## What to work on
Can the data below be echoed back word for word?

#### Records for processing ####

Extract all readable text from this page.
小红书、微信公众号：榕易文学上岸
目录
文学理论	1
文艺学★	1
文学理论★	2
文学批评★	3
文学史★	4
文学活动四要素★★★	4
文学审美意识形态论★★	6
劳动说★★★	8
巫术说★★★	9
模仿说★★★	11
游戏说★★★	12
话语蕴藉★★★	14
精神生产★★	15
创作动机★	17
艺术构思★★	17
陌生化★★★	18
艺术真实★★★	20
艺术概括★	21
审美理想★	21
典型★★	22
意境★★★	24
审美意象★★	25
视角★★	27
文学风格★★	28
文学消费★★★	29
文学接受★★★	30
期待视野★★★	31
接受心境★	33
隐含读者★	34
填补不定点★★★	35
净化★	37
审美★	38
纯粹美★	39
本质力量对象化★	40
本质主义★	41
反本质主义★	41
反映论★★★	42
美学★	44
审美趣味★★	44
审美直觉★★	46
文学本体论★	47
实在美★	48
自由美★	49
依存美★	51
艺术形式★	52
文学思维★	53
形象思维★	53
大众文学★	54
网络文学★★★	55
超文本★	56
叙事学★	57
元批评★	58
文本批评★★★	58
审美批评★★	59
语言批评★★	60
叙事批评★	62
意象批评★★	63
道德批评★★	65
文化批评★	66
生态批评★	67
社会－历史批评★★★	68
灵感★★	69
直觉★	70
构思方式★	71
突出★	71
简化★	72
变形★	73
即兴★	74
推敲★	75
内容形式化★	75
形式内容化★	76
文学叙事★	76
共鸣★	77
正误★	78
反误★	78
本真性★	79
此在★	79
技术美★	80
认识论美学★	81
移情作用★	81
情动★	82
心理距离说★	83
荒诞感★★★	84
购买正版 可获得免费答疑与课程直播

####

## Result for this exercise
Extract all readable text from this page.
小红书、微信公众号：榕易文学上岸
目录
文学理论	1
文艺学★	1
文学理论★	2
文学批评★	3
文学史★	4
文学活动四要素★★★	4
文学审美意识形态论★★	6
劳动说★★★	8
巫术说★★★	9
模仿说★★★	11
游戏说★★★	12
话语蕴藉★★★	14
精神生产★★	15
创作动机★	17
艺术构思★★	17
陌生化★★★	18
艺术真实★★★	20
艺术概括★	21
审美理想★	21
典型★★	22
意境★★★	24
审美意象★★	25
视角★★	27
文学风格★★	28
文学消费★★★	29
文学接受★★★	30
期待视野★★★	31
接受心境★	33
隐含读者★	34
填补不定点★★★	35
净化★	37
审美★	38
纯粹美★	39
本质力量对象化★	40
本质主义★	41
反本质主义★	41
反映论★★★	42
美学★	44
审美趣味★★	44
审美直觉★★	46
文学本体论★	47
实在美★	48
自由美★	49
依存美★	51
艺术形式★	52
文学思维★	53
形象思维★	53
大众文学★	54
网络文学★★★	55
超文本★	56
叙事学★	57
元批评★	58
文本批评★★★	58
审美批评★★	59
语言批评★★	60
叙事批评★	62
意象批评★★	63
道德批评★★	65
文化批评★	66
生态批评★	67
社会－历史批评★★★	68
灵感★★	69
直觉★	70
构思方式★	71
突出★	71
简化★	72
变形★	73
即兴★	74
推敲★	75
内容形式化★	75
形式内容化★	76
文学叙事★	76
共鸣★	77
正误★	78
反误★	78
本真性★	79
此在★	79
技术美★	80
认识论美学★	81
移情作用★	81
情动★	82
心理距离说★	83
荒诞感★★★	84
购买正版 可获得免费答疑与课程直播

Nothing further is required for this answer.